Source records
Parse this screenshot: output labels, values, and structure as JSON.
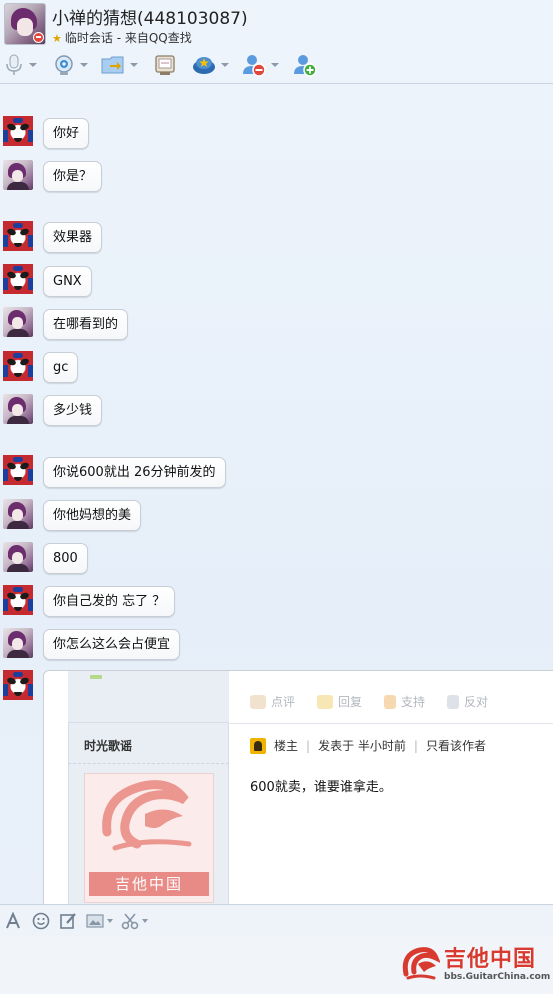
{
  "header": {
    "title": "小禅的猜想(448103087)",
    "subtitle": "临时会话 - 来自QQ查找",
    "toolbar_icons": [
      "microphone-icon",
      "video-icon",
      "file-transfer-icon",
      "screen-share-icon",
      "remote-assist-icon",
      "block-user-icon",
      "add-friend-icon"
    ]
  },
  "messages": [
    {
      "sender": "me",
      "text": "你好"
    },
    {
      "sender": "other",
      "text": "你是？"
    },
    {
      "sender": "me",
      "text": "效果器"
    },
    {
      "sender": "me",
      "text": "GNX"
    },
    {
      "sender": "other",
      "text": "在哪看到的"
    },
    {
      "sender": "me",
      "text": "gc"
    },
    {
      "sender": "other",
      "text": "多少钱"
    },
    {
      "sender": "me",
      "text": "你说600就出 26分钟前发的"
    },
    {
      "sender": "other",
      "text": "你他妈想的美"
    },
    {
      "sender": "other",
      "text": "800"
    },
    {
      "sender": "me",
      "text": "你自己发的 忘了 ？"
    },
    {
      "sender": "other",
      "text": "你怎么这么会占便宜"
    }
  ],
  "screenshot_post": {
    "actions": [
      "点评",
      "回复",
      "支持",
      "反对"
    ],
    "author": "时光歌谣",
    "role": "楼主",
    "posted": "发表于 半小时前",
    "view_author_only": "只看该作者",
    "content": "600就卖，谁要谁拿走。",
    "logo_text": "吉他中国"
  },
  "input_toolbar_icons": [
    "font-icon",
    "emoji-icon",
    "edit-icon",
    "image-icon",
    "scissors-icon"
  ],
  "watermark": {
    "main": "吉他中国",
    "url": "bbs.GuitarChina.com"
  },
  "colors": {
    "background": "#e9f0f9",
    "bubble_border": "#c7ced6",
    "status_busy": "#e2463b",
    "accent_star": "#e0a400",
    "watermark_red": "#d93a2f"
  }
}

> _TASK TO CARRY OUT_
Images do not belong in the copy; reproduce all other parts of the records above verbatim.

> _PROBLEM SOLUTION_
Parse this screenshot: output labels, values, and structure as JSON.
{
  "header": {
    "title": "小禅的猜想(448103087)",
    "subtitle": "临时会话 - 来自QQ查找",
    "toolbar_icons": [
      "microphone-icon",
      "video-icon",
      "file-transfer-icon",
      "screen-share-icon",
      "remote-assist-icon",
      "block-user-icon",
      "add-friend-icon"
    ]
  },
  "messages": [
    {
      "sender": "me",
      "text": "你好"
    },
    {
      "sender": "other",
      "text": "你是？"
    },
    {
      "sender": "me",
      "text": "效果器"
    },
    {
      "sender": "me",
      "text": "GNX"
    },
    {
      "sender": "other",
      "text": "在哪看到的"
    },
    {
      "sender": "me",
      "text": "gc"
    },
    {
      "sender": "other",
      "text": "多少钱"
    },
    {
      "sender": "me",
      "text": "你说600就出 26分钟前发的"
    },
    {
      "sender": "other",
      "text": "你他妈想的美"
    },
    {
      "sender": "other",
      "text": "800"
    },
    {
      "sender": "me",
      "text": "你自己发的 忘了 ？"
    },
    {
      "sender": "other",
      "text": "你怎么这么会占便宜"
    }
  ],
  "screenshot_post": {
    "actions": [
      "点评",
      "回复",
      "支持",
      "反对"
    ],
    "author": "时光歌谣",
    "role": "楼主",
    "posted": "发表于 半小时前",
    "view_author_only": "只看该作者",
    "content": "600就卖，谁要谁拿走。",
    "logo_text": "吉他中国"
  },
  "input_toolbar_icons": [
    "font-icon",
    "emoji-icon",
    "edit-icon",
    "image-icon",
    "scissors-icon"
  ],
  "watermark": {
    "main": "吉他中国",
    "url": "bbs.GuitarChina.com"
  },
  "colors": {
    "background": "#e9f0f9",
    "bubble_border": "#c7ced6",
    "status_busy": "#e2463b",
    "accent_star": "#e0a400",
    "watermark_red": "#d93a2f"
  }
}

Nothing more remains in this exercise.